The exercise: Tell how many lines contain the word "localhost". Reply with the number only.

Provided material:
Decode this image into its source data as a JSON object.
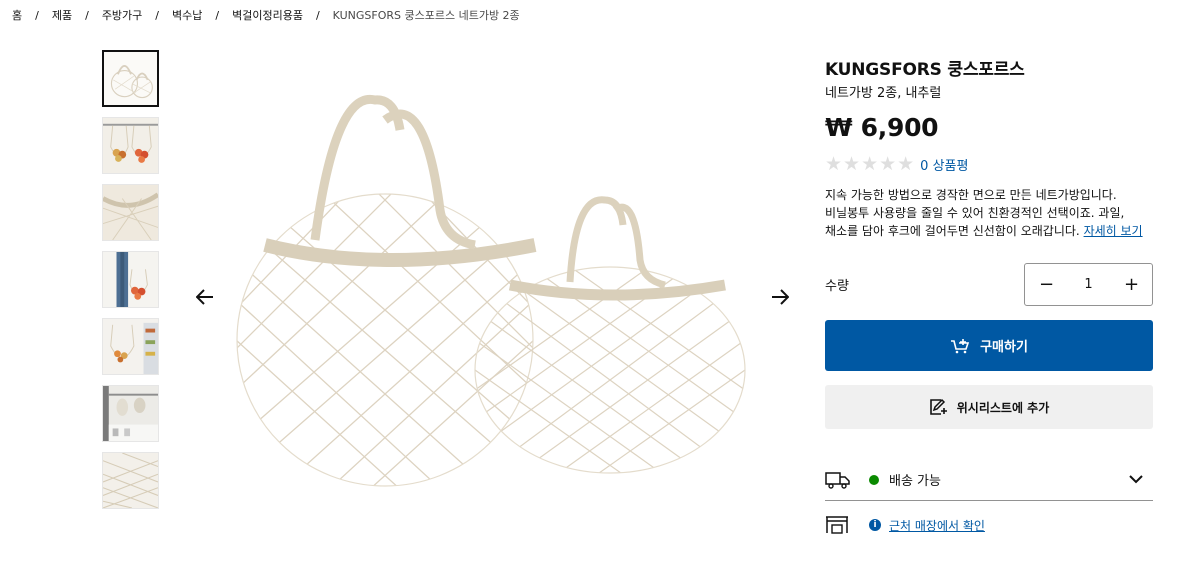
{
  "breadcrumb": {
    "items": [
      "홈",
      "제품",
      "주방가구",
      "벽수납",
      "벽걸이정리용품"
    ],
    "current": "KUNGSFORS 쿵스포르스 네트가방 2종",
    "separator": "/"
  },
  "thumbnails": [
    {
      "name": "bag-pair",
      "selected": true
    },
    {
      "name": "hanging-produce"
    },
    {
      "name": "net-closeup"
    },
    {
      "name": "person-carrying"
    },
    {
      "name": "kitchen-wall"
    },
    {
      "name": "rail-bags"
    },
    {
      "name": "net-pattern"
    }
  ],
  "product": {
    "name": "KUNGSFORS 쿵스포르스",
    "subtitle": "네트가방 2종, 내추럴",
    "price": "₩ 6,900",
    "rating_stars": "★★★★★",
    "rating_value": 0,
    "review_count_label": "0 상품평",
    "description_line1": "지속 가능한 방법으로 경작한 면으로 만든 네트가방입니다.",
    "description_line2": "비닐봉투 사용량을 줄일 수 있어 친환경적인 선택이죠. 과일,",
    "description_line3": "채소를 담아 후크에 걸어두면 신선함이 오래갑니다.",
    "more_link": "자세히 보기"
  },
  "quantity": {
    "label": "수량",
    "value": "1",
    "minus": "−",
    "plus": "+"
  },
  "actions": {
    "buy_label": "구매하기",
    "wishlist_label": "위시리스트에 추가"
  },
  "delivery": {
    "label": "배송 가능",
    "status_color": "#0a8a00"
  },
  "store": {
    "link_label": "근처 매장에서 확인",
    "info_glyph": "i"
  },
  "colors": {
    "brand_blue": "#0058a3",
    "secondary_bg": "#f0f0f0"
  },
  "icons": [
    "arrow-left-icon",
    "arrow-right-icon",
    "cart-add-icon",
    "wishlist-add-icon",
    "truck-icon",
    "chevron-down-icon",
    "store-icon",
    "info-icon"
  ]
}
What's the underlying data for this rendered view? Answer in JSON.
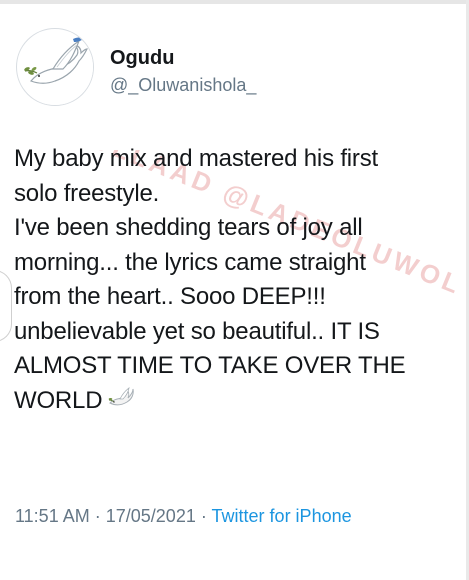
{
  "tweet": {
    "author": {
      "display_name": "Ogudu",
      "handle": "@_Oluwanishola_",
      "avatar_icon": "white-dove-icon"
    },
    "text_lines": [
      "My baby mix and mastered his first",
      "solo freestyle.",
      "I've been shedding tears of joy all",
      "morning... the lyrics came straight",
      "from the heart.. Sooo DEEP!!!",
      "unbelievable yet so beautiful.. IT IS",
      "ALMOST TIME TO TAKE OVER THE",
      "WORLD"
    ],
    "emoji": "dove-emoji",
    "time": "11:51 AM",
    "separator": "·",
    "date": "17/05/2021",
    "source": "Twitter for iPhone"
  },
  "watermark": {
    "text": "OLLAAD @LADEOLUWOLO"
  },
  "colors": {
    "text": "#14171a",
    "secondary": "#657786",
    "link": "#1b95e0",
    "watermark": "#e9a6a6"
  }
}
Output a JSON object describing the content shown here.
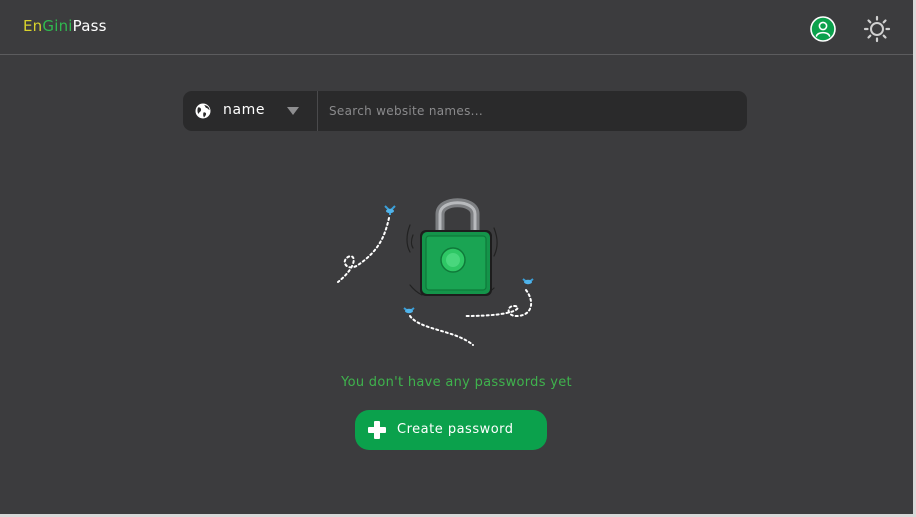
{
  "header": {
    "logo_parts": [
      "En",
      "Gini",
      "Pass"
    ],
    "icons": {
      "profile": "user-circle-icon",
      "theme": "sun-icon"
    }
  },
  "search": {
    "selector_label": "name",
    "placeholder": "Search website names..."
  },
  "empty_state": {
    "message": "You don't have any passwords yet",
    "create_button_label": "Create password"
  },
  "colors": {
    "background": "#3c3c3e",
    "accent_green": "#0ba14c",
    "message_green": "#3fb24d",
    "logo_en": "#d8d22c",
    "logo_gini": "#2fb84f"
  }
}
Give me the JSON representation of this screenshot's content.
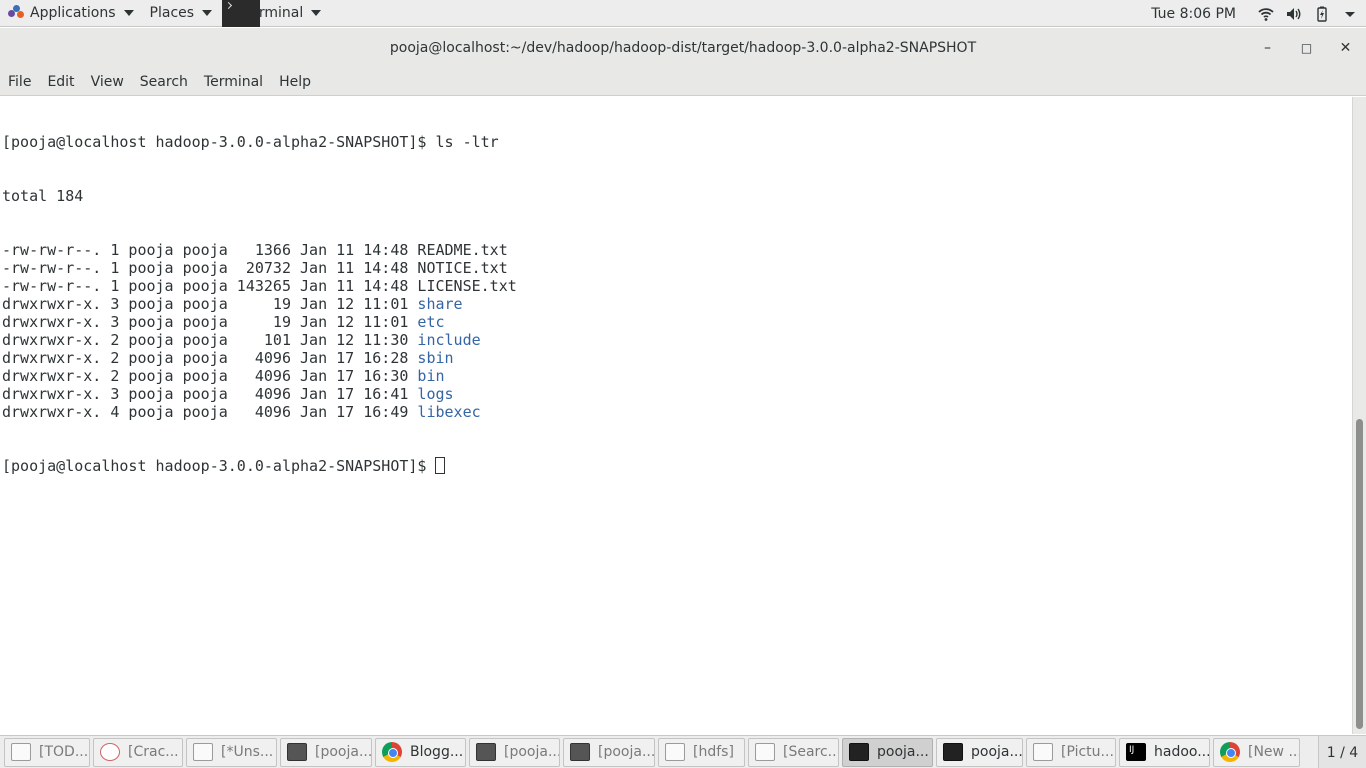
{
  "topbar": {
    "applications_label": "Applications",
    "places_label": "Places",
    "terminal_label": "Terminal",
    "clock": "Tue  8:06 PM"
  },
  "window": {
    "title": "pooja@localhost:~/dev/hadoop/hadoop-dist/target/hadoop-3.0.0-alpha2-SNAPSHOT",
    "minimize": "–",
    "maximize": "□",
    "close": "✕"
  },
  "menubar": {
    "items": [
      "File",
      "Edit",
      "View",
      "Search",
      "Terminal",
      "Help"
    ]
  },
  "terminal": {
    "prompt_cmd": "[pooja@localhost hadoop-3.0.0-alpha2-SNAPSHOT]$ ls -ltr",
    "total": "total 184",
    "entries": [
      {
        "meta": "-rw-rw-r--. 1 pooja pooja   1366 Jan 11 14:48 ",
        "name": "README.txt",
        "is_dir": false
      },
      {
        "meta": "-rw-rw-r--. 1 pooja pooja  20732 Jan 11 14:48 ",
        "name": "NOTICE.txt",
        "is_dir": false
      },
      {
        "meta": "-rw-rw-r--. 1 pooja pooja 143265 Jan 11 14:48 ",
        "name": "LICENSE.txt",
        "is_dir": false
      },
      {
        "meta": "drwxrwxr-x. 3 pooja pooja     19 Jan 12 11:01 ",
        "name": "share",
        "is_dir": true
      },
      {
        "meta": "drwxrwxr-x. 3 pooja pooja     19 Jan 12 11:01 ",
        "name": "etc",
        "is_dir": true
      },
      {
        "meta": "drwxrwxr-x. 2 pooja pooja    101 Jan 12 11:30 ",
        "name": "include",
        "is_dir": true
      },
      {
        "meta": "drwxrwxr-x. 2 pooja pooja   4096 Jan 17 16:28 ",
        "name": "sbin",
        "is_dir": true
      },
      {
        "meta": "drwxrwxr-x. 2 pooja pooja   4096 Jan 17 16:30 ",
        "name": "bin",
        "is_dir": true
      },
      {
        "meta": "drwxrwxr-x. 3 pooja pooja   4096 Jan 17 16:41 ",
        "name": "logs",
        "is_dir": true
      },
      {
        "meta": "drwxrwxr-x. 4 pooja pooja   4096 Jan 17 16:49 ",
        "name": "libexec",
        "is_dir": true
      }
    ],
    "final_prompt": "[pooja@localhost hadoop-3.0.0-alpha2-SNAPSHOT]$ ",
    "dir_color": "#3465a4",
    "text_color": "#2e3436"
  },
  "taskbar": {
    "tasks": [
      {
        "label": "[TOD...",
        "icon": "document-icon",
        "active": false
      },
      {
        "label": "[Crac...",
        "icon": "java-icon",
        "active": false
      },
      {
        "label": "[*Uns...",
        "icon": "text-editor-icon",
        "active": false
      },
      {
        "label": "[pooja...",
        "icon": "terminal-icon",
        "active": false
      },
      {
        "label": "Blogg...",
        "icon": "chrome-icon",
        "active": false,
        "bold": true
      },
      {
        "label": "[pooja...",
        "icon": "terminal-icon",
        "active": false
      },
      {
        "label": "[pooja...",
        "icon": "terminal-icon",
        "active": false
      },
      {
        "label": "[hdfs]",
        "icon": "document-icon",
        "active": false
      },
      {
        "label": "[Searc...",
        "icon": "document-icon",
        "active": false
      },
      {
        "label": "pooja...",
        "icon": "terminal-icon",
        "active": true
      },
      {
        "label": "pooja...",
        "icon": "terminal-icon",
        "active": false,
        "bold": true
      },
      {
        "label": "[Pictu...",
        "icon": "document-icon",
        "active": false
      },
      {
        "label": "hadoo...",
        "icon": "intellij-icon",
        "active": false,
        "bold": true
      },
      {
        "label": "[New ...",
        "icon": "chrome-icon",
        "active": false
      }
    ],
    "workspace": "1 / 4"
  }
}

The completed task: 3